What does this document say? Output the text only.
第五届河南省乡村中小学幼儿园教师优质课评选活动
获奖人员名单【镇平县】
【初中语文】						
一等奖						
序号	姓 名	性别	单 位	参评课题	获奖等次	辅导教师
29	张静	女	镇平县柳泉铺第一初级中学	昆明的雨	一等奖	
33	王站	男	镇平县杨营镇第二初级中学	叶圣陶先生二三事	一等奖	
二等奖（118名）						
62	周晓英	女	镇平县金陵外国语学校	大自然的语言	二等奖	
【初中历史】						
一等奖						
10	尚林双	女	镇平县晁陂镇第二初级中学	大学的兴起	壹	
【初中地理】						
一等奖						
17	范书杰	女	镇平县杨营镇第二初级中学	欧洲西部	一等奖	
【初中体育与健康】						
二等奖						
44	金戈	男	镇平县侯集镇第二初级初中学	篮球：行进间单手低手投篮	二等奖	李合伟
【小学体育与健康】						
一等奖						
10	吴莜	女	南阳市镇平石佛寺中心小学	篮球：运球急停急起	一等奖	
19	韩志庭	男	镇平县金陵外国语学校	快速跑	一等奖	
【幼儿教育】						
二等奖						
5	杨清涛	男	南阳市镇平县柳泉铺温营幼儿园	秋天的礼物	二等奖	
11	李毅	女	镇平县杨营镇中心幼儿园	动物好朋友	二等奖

## Exercise aim
Pick each line holding the word "镇平县金陵外国语学校" out of the data and copy it.

## The result
62	周晓英	女	镇平县金陵外国语学校	大自然的语言	二等奖	
19	韩志庭	男	镇平县金陵外国语学校	快速跑	一等奖	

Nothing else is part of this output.